INFORMATION GIVEN:
-- Begin --

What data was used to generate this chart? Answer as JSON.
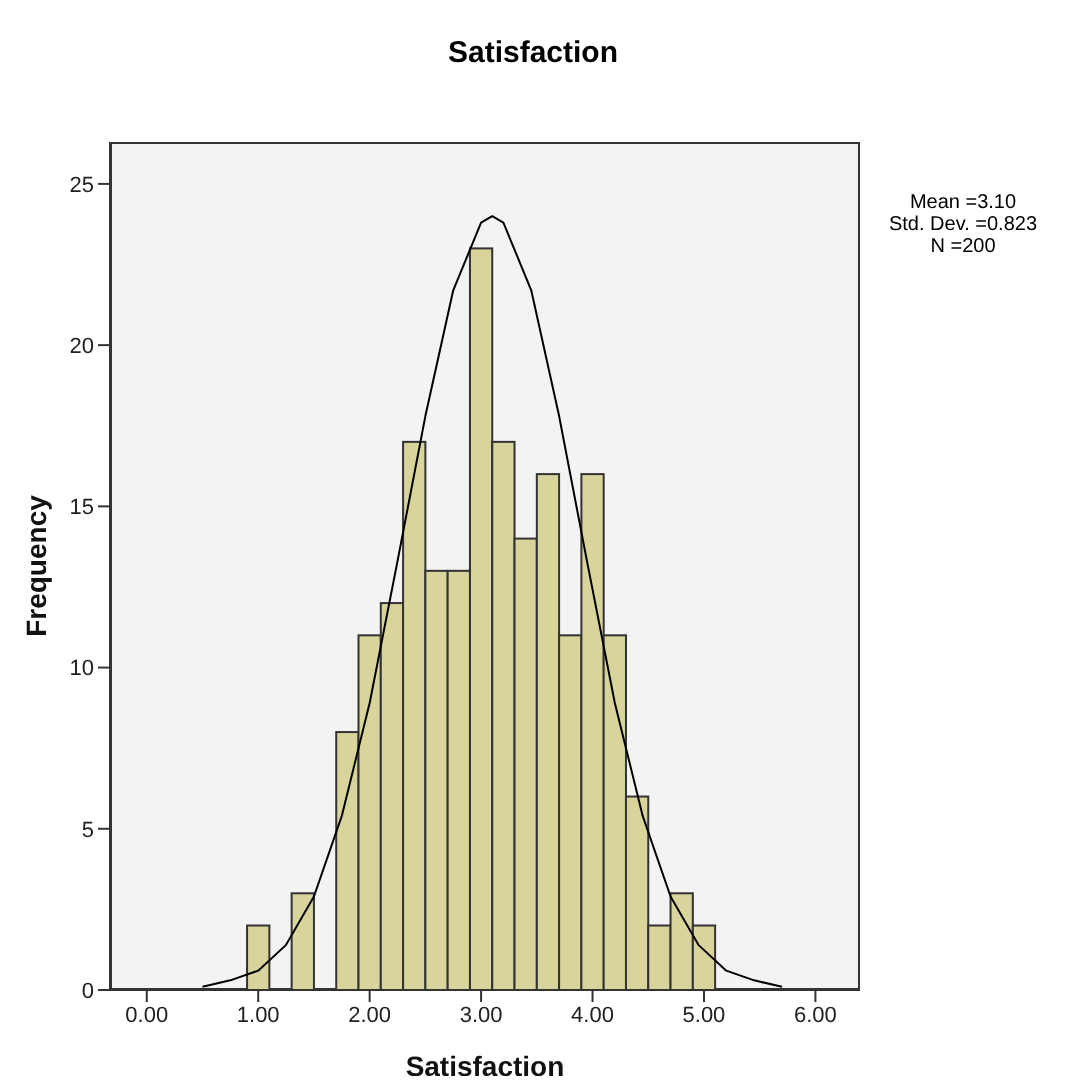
{
  "chart_data": {
    "type": "histogram",
    "title": "Satisfaction",
    "xlabel": "Satisfaction",
    "ylabel": "Frequency",
    "bins": [
      0.9,
      1.1,
      1.3,
      1.5,
      1.7,
      1.9,
      2.1,
      2.3,
      2.5,
      2.7,
      2.9,
      3.1,
      3.3,
      3.5,
      3.7,
      3.9,
      4.1,
      4.3,
      4.5,
      4.7,
      4.9,
      5.1
    ],
    "values": [
      2,
      0,
      3,
      0,
      8,
      11,
      12,
      17,
      13,
      13,
      23,
      17,
      14,
      16,
      11,
      16,
      11,
      6,
      2,
      3,
      2
    ],
    "color": "#d8d49c",
    "series": [
      {
        "type": "line",
        "color": "#000000",
        "x": [
          0.5,
          0.75,
          1.0,
          1.25,
          1.5,
          1.75,
          2.0,
          2.25,
          2.5,
          2.75,
          3.0,
          3.1,
          3.2,
          3.45,
          3.7,
          3.95,
          4.2,
          4.45,
          4.7,
          4.95,
          5.2,
          5.45,
          5.7
        ],
        "values": [
          0.1,
          0.3,
          0.6,
          1.4,
          2.9,
          5.4,
          8.9,
          13.3,
          17.8,
          21.7,
          23.8,
          24,
          23.8,
          21.7,
          17.8,
          13.3,
          8.9,
          5.4,
          2.9,
          1.4,
          0.6,
          0.3,
          0.1
        ]
      }
    ],
    "xlim": [
      -0.33,
      6.4
    ],
    "xticks": [
      {
        "value": 0,
        "label": "0.00"
      },
      {
        "value": 1,
        "label": "1.00"
      },
      {
        "value": 2,
        "label": "2.00"
      },
      {
        "value": 3,
        "label": "3.00"
      },
      {
        "value": 4,
        "label": "4.00"
      },
      {
        "value": 5,
        "label": "5.00"
      },
      {
        "value": 6,
        "label": "6.00"
      }
    ],
    "ylim": [
      0,
      26.3
    ],
    "yticks": [
      0,
      5,
      10,
      15,
      20,
      25
    ],
    "annotations": [
      "Mean =3.10",
      "Std. Dev. =0.823",
      "N =200"
    ]
  }
}
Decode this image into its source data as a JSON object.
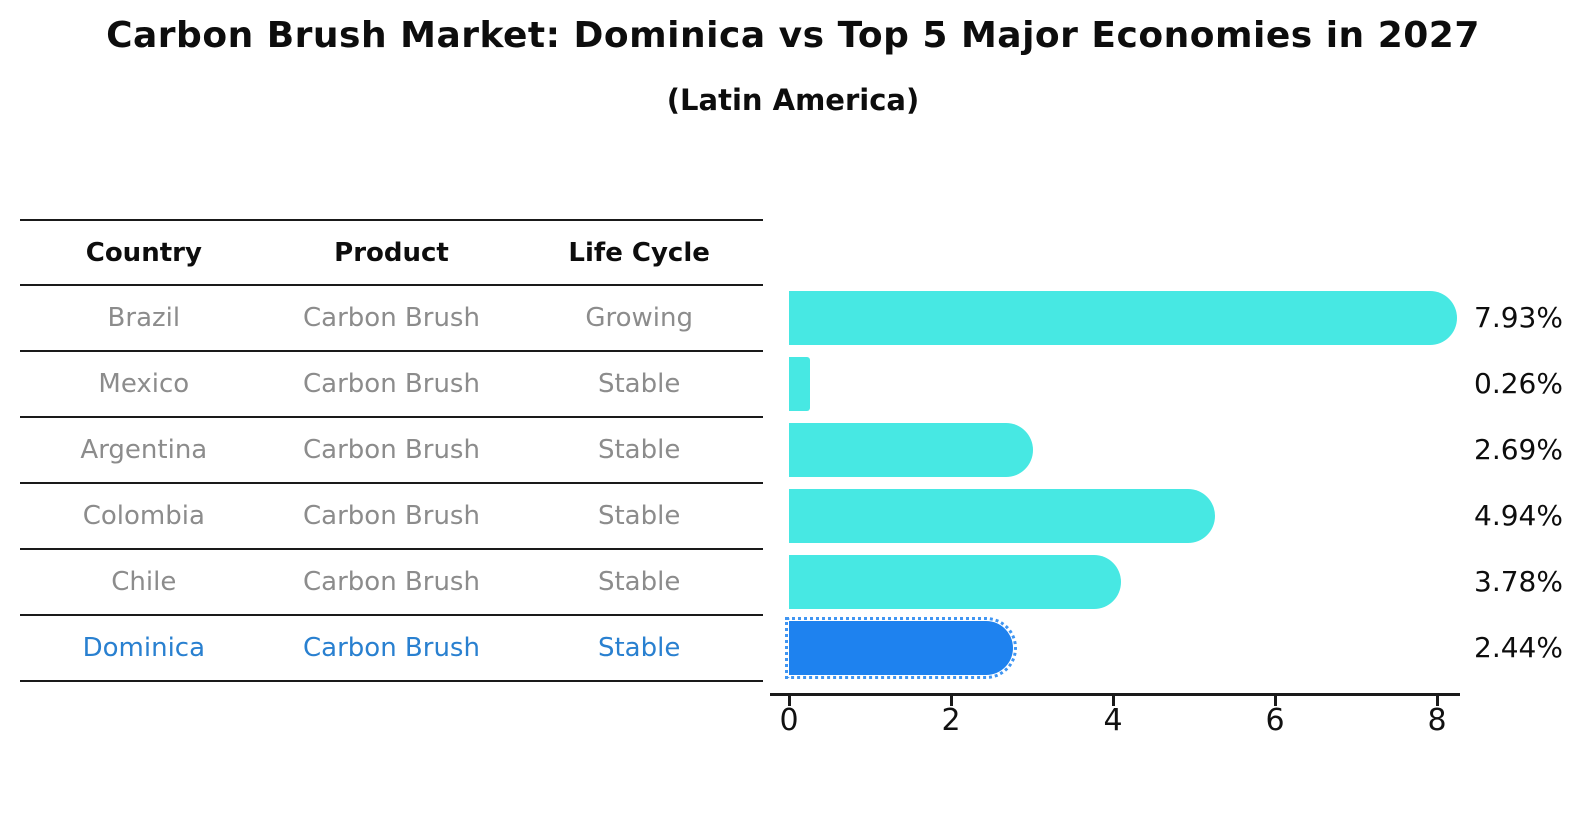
{
  "title": "Carbon Brush Market: Dominica vs Top 5 Major Economies in 2027",
  "subtitle": "(Latin America)",
  "table": {
    "headers": [
      "Country",
      "Product",
      "Life Cycle"
    ],
    "rows": [
      {
        "country": "Brazil",
        "product": "Carbon Brush",
        "life_cycle": "Growing",
        "highlight": false
      },
      {
        "country": "Mexico",
        "product": "Carbon Brush",
        "life_cycle": "Stable",
        "highlight": false
      },
      {
        "country": "Argentina",
        "product": "Carbon Brush",
        "life_cycle": "Stable",
        "highlight": false
      },
      {
        "country": "Colombia",
        "product": "Carbon Brush",
        "life_cycle": "Stable",
        "highlight": false
      },
      {
        "country": "Chile",
        "product": "Carbon Brush",
        "life_cycle": "Stable",
        "highlight": false
      },
      {
        "country": "Dominica",
        "product": "Carbon Brush",
        "life_cycle": "Stable",
        "highlight": true
      }
    ]
  },
  "chart_data": {
    "type": "bar",
    "orientation": "horizontal",
    "title": "Carbon Brush Market: Dominica vs Top 5 Major Economies in 2027",
    "subtitle": "(Latin America)",
    "categories": [
      "Brazil",
      "Mexico",
      "Argentina",
      "Colombia",
      "Chile",
      "Dominica"
    ],
    "values": [
      7.93,
      0.26,
      2.69,
      4.94,
      3.78,
      2.44
    ],
    "value_labels": [
      "7.93%",
      "0.26%",
      "2.69%",
      "4.94%",
      "3.78%",
      "2.44%"
    ],
    "xlabel": "",
    "ylabel": "",
    "xlim": [
      0,
      8.3
    ],
    "xticks": [
      0,
      2,
      4,
      6,
      8
    ],
    "grid": false,
    "legend": null,
    "bar_color": "#47e8e3",
    "highlight_index": 5,
    "highlight_color": "#1e82ef",
    "highlight_text_color": "#2980d0"
  },
  "colors": {
    "accent_cyan": "#47e8e3",
    "accent_blue": "#1e82ef",
    "table_line": "#1a1a1a",
    "text_dark": "#0d0d0d",
    "text_muted": "#8c8c8c"
  }
}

-- End --

Your copy should match the records word for word, with the pictures removed.

EXERCISE ANSWER:
What data was used to generate this chart? Answer as JSON.
{
  "chart_data": {
    "type": "histogram",
    "title": "Satisfaction",
    "xlabel": "Satisfaction",
    "ylabel": "Frequency",
    "bins": [
      0.9,
      1.1,
      1.3,
      1.5,
      1.7,
      1.9,
      2.1,
      2.3,
      2.5,
      2.7,
      2.9,
      3.1,
      3.3,
      3.5,
      3.7,
      3.9,
      4.1,
      4.3,
      4.5,
      4.7,
      4.9,
      5.1
    ],
    "values": [
      2,
      0,
      3,
      0,
      8,
      11,
      12,
      17,
      13,
      13,
      23,
      17,
      14,
      16,
      11,
      16,
      11,
      6,
      2,
      3,
      2
    ],
    "color": "#d8d49c",
    "series": [
      {
        "type": "line",
        "color": "#000000",
        "x": [
          0.5,
          0.75,
          1.0,
          1.25,
          1.5,
          1.75,
          2.0,
          2.25,
          2.5,
          2.75,
          3.0,
          3.1,
          3.2,
          3.45,
          3.7,
          3.95,
          4.2,
          4.45,
          4.7,
          4.95,
          5.2,
          5.45,
          5.7
        ],
        "values": [
          0.1,
          0.3,
          0.6,
          1.4,
          2.9,
          5.4,
          8.9,
          13.3,
          17.8,
          21.7,
          23.8,
          24,
          23.8,
          21.7,
          17.8,
          13.3,
          8.9,
          5.4,
          2.9,
          1.4,
          0.6,
          0.3,
          0.1
        ]
      }
    ],
    "xlim": [
      -0.33,
      6.4
    ],
    "xticks": [
      {
        "value": 0,
        "label": "0.00"
      },
      {
        "value": 1,
        "label": "1.00"
      },
      {
        "value": 2,
        "label": "2.00"
      },
      {
        "value": 3,
        "label": "3.00"
      },
      {
        "value": 4,
        "label": "4.00"
      },
      {
        "value": 5,
        "label": "5.00"
      },
      {
        "value": 6,
        "label": "6.00"
      }
    ],
    "ylim": [
      0,
      26.3
    ],
    "yticks": [
      0,
      5,
      10,
      15,
      20,
      25
    ],
    "annotations": [
      "Mean =3.10",
      "Std. Dev. =0.823",
      "N =200"
    ]
  }
}
Decode this image into its source data as a JSON object.
{
  "title": "Carbon Brush Market: Dominica vs Top 5 Major Economies in 2027",
  "subtitle": "(Latin America)",
  "table": {
    "headers": [
      "Country",
      "Product",
      "Life Cycle"
    ],
    "rows": [
      {
        "country": "Brazil",
        "product": "Carbon Brush",
        "life_cycle": "Growing",
        "highlight": false
      },
      {
        "country": "Mexico",
        "product": "Carbon Brush",
        "life_cycle": "Stable",
        "highlight": false
      },
      {
        "country": "Argentina",
        "product": "Carbon Brush",
        "life_cycle": "Stable",
        "highlight": false
      },
      {
        "country": "Colombia",
        "product": "Carbon Brush",
        "life_cycle": "Stable",
        "highlight": false
      },
      {
        "country": "Chile",
        "product": "Carbon Brush",
        "life_cycle": "Stable",
        "highlight": false
      },
      {
        "country": "Dominica",
        "product": "Carbon Brush",
        "life_cycle": "Stable",
        "highlight": true
      }
    ]
  },
  "chart_data": {
    "type": "bar",
    "orientation": "horizontal",
    "title": "Carbon Brush Market: Dominica vs Top 5 Major Economies in 2027",
    "subtitle": "(Latin America)",
    "categories": [
      "Brazil",
      "Mexico",
      "Argentina",
      "Colombia",
      "Chile",
      "Dominica"
    ],
    "values": [
      7.93,
      0.26,
      2.69,
      4.94,
      3.78,
      2.44
    ],
    "value_labels": [
      "7.93%",
      "0.26%",
      "2.69%",
      "4.94%",
      "3.78%",
      "2.44%"
    ],
    "xlabel": "",
    "ylabel": "",
    "xlim": [
      0,
      8.3
    ],
    "xticks": [
      0,
      2,
      4,
      6,
      8
    ],
    "grid": false,
    "legend": null,
    "bar_color": "#47e8e3",
    "highlight_index": 5,
    "highlight_color": "#1e82ef",
    "highlight_text_color": "#2980d0"
  },
  "colors": {
    "accent_cyan": "#47e8e3",
    "accent_blue": "#1e82ef",
    "table_line": "#1a1a1a",
    "text_dark": "#0d0d0d",
    "text_muted": "#8c8c8c"
  }
}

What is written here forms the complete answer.